-- start LISTED ENTRIES --
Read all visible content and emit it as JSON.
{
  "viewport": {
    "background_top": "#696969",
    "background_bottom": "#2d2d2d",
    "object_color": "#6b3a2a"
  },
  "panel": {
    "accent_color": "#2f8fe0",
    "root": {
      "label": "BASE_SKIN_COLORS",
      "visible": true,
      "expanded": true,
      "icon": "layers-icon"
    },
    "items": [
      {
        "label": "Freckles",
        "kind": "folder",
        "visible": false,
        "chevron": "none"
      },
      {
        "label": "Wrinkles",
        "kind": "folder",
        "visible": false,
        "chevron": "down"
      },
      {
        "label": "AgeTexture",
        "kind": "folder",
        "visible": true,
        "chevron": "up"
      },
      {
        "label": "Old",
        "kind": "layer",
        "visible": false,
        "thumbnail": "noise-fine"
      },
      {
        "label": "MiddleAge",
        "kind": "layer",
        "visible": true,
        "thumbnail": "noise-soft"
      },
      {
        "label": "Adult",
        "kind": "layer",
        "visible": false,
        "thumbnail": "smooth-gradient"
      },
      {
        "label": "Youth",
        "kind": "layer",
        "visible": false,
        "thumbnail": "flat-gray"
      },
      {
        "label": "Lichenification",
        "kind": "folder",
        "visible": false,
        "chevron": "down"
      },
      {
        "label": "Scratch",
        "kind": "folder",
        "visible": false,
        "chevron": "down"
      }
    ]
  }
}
-- end LISTED ENTRIES --
-- start LISTED ENTRIES --
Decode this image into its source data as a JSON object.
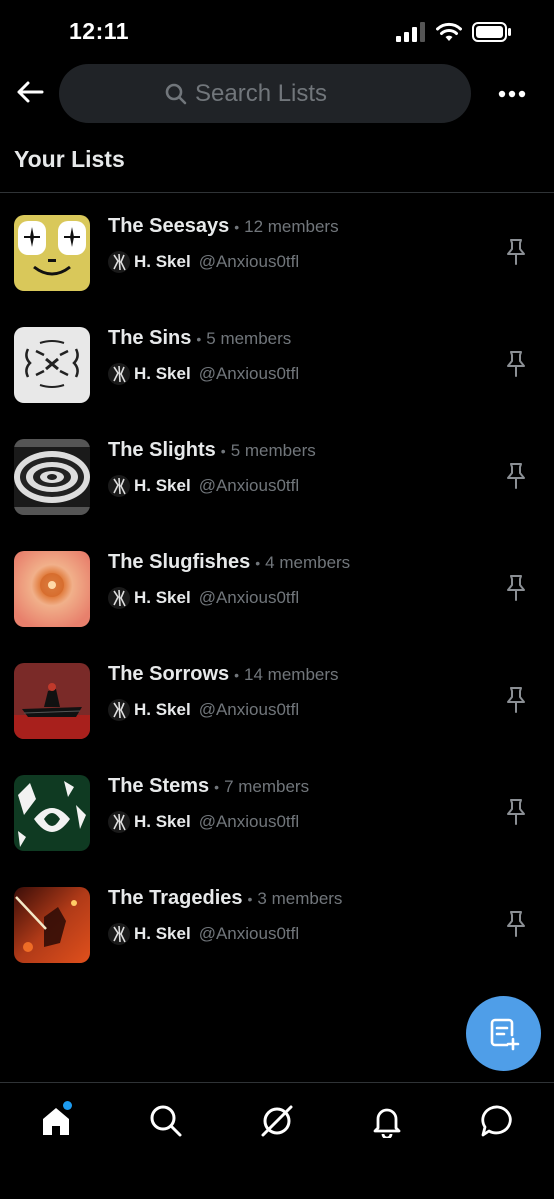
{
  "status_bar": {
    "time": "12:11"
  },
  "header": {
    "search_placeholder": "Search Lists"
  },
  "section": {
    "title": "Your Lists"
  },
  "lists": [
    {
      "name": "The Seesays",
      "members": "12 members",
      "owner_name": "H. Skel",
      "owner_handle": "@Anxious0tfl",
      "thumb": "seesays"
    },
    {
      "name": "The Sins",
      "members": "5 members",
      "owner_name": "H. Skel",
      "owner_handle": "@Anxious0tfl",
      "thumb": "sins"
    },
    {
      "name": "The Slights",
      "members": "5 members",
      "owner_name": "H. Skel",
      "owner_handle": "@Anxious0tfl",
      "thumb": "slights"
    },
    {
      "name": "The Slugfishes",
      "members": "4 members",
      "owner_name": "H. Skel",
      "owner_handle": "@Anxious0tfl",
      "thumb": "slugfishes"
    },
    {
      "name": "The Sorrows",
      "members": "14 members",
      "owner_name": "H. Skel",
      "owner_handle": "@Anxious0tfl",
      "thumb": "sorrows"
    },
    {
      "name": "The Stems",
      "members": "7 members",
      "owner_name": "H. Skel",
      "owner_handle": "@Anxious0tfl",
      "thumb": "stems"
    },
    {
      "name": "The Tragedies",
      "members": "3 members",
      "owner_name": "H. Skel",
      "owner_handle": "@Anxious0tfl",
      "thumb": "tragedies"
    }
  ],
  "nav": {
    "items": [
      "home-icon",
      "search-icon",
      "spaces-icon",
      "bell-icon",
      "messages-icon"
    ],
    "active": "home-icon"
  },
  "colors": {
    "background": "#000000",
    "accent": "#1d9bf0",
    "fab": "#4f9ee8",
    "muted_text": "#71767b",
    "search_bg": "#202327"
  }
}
-- end LISTED ENTRIES --
-- start LISTED ENTRIES --
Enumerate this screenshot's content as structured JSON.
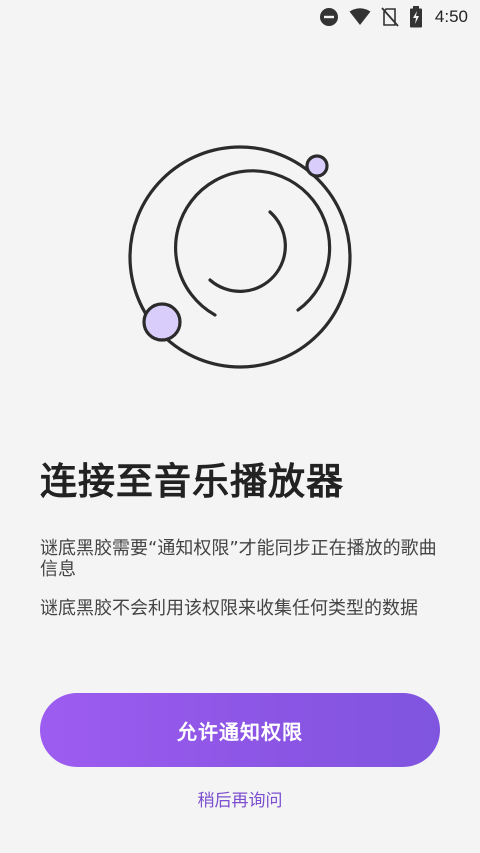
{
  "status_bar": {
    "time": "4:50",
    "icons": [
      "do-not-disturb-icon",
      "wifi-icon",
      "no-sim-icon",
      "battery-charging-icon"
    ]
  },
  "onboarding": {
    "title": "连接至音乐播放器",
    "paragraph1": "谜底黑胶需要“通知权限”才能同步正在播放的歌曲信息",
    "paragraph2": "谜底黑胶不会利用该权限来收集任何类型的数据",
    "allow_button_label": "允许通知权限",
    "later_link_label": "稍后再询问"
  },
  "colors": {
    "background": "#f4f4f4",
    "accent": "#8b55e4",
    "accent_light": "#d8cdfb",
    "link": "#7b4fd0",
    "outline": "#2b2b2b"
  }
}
-- end LISTED ENTRIES --
WHAT IS NEEDED
Copy all lines from the material that hold "true".

RESPONSE TO THIS TASK
      "visible": true,
      "expanded": true,
        "visible": true,
        "visible": true,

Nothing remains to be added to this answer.